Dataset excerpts

## START

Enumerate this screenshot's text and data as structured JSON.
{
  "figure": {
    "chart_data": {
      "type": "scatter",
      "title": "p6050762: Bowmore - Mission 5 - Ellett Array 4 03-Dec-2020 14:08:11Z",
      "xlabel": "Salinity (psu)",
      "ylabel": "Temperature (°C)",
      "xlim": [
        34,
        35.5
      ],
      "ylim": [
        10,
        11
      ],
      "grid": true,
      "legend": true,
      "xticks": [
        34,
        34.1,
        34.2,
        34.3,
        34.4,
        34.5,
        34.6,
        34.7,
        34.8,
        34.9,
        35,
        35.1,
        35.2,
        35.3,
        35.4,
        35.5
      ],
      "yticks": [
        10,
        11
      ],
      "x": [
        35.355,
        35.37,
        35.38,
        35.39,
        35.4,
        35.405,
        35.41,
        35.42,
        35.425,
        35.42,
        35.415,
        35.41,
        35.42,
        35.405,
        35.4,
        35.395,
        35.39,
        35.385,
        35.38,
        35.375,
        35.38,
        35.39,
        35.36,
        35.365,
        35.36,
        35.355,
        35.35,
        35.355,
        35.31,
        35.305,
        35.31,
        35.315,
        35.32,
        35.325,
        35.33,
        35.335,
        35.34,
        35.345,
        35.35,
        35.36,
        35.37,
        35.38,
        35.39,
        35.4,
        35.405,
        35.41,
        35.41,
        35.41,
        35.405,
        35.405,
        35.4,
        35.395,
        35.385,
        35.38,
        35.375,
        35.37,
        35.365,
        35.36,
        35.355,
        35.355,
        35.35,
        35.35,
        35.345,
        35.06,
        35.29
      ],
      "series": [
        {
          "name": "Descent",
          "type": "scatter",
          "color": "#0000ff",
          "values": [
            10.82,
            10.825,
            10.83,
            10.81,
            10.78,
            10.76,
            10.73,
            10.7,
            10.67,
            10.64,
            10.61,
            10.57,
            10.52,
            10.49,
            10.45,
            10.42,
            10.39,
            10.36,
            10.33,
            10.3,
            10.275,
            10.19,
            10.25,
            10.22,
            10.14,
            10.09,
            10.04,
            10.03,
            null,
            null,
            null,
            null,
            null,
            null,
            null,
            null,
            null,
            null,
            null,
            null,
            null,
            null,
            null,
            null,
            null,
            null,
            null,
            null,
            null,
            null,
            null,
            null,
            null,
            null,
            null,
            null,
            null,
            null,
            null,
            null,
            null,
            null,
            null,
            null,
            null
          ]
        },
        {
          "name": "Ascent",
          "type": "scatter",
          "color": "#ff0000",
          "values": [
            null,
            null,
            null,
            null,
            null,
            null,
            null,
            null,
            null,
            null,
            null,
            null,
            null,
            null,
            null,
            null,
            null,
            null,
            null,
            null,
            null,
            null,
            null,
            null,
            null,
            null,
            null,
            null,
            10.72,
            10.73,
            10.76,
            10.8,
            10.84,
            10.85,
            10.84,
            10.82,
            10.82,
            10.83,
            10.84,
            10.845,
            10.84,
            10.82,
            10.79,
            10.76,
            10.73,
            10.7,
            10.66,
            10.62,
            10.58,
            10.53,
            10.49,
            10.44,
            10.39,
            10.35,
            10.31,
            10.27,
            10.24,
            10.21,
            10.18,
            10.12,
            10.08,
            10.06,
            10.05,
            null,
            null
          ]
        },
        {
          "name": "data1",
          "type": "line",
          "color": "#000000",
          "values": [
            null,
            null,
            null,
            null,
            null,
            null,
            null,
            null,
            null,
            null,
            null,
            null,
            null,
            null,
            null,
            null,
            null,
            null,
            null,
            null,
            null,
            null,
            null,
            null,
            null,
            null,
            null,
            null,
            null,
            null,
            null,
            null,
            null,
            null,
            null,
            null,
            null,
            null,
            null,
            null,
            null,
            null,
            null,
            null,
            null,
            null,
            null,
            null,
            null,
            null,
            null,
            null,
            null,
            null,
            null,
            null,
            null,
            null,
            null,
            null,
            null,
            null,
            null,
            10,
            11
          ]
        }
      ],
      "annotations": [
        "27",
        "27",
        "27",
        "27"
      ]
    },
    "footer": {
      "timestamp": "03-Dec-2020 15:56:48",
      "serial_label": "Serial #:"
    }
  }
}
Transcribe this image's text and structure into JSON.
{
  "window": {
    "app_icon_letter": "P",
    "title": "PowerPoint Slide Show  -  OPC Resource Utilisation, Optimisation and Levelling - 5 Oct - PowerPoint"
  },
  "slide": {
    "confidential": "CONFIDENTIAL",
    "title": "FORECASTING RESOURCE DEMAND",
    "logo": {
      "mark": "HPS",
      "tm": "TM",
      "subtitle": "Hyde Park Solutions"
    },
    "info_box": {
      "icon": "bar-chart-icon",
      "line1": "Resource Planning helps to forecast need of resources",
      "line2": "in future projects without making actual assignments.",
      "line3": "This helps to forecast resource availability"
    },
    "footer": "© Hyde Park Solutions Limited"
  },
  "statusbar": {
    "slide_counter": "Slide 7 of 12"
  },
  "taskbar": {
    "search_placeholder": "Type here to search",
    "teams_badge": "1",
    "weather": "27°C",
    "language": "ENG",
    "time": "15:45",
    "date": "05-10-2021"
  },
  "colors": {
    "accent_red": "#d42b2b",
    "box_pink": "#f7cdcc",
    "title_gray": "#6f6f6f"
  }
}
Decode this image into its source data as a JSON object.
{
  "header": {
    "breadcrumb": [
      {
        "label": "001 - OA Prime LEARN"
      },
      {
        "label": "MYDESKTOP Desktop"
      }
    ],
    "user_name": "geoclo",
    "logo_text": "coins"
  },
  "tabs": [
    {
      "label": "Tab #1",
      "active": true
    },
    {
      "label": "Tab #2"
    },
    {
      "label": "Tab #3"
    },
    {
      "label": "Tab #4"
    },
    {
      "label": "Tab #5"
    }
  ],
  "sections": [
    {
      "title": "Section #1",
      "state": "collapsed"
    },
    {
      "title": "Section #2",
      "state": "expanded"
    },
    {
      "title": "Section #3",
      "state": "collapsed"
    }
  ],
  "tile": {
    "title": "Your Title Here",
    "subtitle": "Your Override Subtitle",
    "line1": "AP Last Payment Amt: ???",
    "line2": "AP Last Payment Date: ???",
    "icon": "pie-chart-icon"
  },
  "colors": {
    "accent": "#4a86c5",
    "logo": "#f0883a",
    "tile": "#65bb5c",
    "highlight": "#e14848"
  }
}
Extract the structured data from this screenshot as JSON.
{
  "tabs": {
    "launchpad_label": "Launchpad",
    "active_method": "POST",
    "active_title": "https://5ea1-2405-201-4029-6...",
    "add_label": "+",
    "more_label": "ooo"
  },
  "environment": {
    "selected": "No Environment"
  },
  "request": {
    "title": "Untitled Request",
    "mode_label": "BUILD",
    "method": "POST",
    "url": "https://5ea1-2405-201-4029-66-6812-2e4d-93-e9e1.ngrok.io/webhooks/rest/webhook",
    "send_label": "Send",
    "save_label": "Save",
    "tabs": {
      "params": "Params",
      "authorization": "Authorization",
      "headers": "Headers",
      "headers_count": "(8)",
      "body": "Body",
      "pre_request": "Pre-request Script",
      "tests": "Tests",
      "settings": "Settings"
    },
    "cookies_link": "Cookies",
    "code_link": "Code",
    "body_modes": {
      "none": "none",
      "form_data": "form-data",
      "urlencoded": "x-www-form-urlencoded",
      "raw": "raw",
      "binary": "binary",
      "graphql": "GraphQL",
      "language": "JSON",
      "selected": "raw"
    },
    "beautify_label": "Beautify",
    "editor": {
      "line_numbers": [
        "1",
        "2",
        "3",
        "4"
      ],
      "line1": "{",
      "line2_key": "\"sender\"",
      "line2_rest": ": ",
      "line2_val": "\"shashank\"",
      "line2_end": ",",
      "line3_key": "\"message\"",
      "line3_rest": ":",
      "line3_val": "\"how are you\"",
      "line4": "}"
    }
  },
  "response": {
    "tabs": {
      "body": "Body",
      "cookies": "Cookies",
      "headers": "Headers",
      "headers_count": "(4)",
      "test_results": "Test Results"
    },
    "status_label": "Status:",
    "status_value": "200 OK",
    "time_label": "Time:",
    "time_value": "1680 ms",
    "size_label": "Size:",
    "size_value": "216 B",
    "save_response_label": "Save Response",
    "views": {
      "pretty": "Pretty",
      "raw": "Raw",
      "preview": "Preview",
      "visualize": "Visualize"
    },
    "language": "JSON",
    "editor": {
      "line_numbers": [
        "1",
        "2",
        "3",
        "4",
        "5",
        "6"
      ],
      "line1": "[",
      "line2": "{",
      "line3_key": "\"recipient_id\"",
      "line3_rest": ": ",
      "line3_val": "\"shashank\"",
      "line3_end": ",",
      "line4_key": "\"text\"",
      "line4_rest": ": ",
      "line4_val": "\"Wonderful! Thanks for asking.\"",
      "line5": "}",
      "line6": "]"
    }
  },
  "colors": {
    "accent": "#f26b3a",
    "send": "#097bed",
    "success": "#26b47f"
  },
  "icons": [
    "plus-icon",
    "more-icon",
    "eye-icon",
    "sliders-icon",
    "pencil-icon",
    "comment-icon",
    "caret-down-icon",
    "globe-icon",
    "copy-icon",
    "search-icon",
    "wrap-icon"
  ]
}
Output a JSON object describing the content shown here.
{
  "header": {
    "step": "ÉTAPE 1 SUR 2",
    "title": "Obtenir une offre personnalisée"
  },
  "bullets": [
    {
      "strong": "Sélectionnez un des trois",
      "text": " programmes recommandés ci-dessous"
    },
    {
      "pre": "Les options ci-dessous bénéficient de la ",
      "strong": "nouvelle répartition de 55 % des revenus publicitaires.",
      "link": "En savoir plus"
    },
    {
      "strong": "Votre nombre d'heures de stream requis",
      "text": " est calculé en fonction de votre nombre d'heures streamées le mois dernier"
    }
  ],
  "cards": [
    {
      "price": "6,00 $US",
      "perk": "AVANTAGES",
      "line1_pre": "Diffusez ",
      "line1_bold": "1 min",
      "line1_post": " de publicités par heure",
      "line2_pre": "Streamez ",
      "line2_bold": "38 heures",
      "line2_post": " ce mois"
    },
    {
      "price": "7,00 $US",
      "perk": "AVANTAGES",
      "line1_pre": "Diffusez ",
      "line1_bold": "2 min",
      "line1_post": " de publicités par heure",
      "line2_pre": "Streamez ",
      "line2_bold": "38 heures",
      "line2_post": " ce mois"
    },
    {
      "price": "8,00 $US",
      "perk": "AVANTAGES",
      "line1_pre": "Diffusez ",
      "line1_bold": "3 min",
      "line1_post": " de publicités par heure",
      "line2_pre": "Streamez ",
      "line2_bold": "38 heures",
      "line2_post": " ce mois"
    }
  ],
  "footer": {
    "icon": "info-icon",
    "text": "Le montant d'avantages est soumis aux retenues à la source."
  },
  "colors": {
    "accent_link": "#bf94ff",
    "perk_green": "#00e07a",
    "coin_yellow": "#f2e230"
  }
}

## END

> **GIVEN TASK**
Collect every line above that contains the word "Solutions".

> **TASK RESULT**
      "subtitle": "Hyde Park Solutions"
    "footer": "© Hyde Park Solutions Limited"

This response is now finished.